What is required: Extract every line from the records below that contains the word "label".
***** Material shown
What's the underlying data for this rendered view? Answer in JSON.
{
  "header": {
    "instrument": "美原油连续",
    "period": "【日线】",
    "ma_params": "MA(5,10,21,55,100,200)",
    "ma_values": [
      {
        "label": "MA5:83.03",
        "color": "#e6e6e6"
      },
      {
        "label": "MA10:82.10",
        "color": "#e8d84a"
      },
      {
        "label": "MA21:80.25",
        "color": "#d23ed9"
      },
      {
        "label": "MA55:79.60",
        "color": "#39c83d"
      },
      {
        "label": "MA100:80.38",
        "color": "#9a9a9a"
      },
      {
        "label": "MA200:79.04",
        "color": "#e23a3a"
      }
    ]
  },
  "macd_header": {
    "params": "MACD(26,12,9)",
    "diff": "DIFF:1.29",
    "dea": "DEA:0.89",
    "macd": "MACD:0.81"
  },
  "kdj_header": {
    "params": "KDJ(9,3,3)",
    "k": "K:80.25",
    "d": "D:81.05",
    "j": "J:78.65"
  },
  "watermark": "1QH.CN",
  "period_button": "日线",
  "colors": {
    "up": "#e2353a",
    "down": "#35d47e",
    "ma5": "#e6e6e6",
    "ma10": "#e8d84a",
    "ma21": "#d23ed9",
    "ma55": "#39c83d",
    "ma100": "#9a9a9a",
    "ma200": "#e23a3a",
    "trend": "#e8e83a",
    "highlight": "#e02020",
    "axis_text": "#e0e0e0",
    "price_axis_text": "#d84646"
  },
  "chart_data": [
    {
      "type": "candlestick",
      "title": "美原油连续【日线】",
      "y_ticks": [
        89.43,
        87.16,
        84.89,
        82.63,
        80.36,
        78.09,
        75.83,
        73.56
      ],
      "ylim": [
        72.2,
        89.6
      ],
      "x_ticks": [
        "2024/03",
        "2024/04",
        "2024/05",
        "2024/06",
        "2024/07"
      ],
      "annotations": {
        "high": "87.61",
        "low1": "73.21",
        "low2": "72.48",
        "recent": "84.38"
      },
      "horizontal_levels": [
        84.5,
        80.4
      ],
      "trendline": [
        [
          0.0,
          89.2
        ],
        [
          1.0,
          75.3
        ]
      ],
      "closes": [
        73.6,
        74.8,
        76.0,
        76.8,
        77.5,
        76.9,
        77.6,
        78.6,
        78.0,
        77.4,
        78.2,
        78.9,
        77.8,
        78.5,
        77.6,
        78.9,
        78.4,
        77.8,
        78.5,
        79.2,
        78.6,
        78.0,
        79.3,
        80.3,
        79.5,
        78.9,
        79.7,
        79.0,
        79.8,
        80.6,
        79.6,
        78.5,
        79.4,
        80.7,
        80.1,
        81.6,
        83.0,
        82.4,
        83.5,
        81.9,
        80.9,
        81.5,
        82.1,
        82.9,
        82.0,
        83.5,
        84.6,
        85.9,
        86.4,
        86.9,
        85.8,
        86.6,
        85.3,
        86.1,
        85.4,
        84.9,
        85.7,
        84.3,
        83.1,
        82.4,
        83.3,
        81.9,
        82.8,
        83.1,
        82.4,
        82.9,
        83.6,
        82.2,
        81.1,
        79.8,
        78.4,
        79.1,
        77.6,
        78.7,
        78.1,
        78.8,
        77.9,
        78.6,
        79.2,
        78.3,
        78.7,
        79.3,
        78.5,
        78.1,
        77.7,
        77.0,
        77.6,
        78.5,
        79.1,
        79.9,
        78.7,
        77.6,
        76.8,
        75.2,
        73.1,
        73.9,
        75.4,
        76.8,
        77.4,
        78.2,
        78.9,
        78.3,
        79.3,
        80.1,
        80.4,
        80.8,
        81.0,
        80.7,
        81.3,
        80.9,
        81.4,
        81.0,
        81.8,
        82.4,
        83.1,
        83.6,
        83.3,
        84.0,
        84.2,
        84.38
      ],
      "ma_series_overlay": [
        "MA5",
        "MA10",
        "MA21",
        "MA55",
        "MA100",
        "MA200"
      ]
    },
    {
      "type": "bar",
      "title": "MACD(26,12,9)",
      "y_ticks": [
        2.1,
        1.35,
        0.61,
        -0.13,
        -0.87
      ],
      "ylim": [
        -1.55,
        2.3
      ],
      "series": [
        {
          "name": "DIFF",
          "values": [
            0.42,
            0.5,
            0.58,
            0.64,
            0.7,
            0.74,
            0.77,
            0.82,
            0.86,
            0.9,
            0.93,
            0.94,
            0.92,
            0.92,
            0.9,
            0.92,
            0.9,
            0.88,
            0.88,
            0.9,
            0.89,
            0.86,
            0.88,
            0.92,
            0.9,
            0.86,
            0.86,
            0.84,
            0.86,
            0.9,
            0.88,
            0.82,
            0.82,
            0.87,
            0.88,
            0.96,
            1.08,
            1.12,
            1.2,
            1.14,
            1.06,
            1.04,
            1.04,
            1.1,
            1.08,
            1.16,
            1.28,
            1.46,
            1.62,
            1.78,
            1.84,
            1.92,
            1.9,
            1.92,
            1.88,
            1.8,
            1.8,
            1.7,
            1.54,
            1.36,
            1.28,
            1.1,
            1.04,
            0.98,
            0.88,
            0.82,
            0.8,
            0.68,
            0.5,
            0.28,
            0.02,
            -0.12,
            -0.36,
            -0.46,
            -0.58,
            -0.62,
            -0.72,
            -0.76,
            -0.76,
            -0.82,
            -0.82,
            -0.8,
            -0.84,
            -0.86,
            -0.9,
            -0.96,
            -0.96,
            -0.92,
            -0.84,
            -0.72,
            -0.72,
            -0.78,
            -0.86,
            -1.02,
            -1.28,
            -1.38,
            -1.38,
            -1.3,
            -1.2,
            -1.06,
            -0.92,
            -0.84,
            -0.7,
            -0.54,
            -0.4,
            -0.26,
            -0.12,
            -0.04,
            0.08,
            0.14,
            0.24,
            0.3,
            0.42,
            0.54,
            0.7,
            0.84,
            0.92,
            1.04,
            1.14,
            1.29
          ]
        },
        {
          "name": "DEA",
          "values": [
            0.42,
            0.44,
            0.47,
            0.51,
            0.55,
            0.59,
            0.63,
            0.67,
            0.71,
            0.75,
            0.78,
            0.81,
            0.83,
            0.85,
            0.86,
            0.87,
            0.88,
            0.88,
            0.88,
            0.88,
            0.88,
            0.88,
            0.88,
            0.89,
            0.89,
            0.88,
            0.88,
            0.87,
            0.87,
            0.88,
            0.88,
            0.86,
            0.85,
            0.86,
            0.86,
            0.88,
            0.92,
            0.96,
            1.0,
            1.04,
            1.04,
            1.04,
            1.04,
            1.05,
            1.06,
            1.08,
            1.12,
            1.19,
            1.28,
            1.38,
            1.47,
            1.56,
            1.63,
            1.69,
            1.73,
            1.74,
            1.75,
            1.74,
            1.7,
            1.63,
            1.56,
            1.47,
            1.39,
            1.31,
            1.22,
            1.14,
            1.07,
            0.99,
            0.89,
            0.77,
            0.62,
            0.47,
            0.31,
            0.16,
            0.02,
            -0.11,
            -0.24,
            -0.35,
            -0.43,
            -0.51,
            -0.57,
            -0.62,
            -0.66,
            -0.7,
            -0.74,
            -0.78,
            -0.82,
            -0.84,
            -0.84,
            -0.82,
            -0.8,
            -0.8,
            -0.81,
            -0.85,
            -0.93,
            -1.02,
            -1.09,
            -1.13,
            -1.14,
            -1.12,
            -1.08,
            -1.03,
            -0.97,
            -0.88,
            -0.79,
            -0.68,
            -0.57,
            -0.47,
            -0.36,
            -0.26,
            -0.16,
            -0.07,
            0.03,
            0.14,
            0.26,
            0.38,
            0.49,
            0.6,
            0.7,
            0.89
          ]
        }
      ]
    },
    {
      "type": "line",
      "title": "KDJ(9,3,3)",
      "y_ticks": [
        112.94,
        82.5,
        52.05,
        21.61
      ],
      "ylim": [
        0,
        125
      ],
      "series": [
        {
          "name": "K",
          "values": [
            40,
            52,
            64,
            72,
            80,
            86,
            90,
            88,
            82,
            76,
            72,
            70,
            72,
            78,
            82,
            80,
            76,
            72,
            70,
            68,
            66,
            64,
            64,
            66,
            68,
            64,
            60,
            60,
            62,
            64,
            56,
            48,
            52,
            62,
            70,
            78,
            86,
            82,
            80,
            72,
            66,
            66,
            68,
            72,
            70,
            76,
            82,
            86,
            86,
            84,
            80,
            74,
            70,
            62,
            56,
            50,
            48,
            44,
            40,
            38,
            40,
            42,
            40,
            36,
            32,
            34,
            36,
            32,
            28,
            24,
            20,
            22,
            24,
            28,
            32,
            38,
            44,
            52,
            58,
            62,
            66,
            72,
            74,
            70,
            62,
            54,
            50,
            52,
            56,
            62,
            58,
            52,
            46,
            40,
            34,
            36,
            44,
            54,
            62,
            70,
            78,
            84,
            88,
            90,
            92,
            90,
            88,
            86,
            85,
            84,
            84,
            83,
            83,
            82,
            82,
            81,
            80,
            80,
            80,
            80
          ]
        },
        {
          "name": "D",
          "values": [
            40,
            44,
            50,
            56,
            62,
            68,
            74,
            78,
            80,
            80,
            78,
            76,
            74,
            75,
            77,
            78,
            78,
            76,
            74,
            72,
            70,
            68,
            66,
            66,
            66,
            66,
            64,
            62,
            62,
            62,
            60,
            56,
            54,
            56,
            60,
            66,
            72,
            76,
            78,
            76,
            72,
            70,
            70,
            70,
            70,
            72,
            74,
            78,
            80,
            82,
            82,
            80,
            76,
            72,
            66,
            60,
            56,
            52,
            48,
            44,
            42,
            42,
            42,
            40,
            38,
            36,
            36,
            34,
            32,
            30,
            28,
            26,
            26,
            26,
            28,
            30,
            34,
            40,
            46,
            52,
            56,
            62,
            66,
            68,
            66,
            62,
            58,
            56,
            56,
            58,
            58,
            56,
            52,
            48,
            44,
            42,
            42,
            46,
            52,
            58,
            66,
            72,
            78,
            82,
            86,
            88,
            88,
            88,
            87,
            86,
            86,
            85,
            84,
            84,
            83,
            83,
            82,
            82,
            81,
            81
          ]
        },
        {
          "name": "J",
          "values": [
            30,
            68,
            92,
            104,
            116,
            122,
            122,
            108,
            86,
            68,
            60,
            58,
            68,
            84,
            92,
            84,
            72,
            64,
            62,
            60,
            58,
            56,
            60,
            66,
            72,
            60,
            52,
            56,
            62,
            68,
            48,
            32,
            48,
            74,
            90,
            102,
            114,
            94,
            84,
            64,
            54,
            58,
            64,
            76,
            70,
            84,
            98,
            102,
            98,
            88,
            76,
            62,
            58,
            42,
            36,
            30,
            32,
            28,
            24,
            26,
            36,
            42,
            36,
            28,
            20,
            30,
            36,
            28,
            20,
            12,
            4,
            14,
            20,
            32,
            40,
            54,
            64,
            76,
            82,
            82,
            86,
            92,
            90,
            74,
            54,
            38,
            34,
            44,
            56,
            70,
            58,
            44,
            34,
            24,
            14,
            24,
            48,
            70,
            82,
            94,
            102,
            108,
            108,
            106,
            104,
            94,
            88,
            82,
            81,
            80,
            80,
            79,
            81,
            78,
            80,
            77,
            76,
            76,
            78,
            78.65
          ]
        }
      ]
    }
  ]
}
**********
Task answer:
        "label": "MA5:83.03",
        "label": "MA10:82.10",
        "label": "MA21:80.25",
        "label": "MA55:79.60",
        "label": "MA100:80.38",
        "label": "MA200:79.04",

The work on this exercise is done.